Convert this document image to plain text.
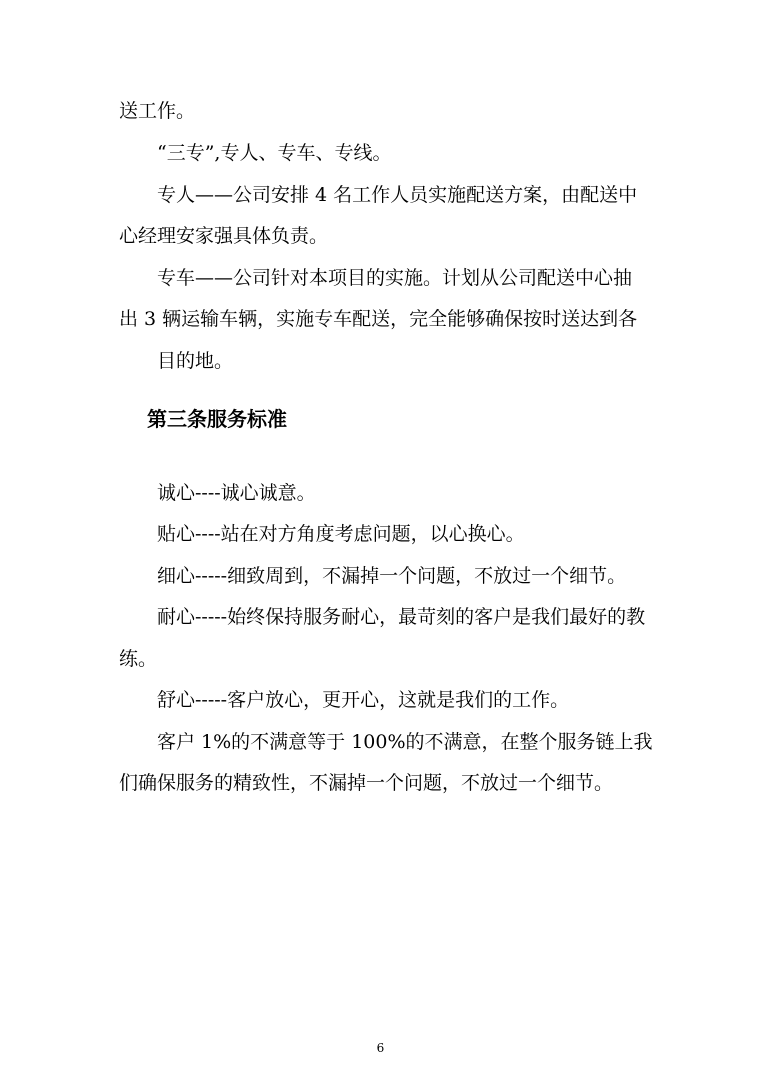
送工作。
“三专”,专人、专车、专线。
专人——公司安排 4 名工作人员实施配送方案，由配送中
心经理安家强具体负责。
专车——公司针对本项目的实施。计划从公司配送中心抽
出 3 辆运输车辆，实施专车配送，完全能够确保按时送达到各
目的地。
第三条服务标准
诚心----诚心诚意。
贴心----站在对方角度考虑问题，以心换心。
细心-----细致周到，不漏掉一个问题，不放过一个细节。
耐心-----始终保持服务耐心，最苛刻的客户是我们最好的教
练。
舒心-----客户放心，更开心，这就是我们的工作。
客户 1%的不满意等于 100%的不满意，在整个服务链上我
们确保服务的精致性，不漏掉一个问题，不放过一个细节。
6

**Work instructions**
All records must be output exactly as they are, except for the pictures, which are left out.

**Problem solution**
Convert this document image to plain text.
送工作。
“三专”,专人、专车、专线。
专人——公司安排 4 名工作人员实施配送方案，由配送中
心经理安家强具体负责。
专车——公司针对本项目的实施。计划从公司配送中心抽
出 3 辆运输车辆，实施专车配送，完全能够确保按时送达到各
目的地。
第三条服务标准
诚心----诚心诚意。
贴心----站在对方角度考虑问题，以心换心。
细心-----细致周到，不漏掉一个问题，不放过一个细节。
耐心-----始终保持服务耐心，最苛刻的客户是我们最好的教
练。
舒心-----客户放心，更开心，这就是我们的工作。
客户 1%的不满意等于 100%的不满意，在整个服务链上我
们确保服务的精致性，不漏掉一个问题，不放过一个细节。
6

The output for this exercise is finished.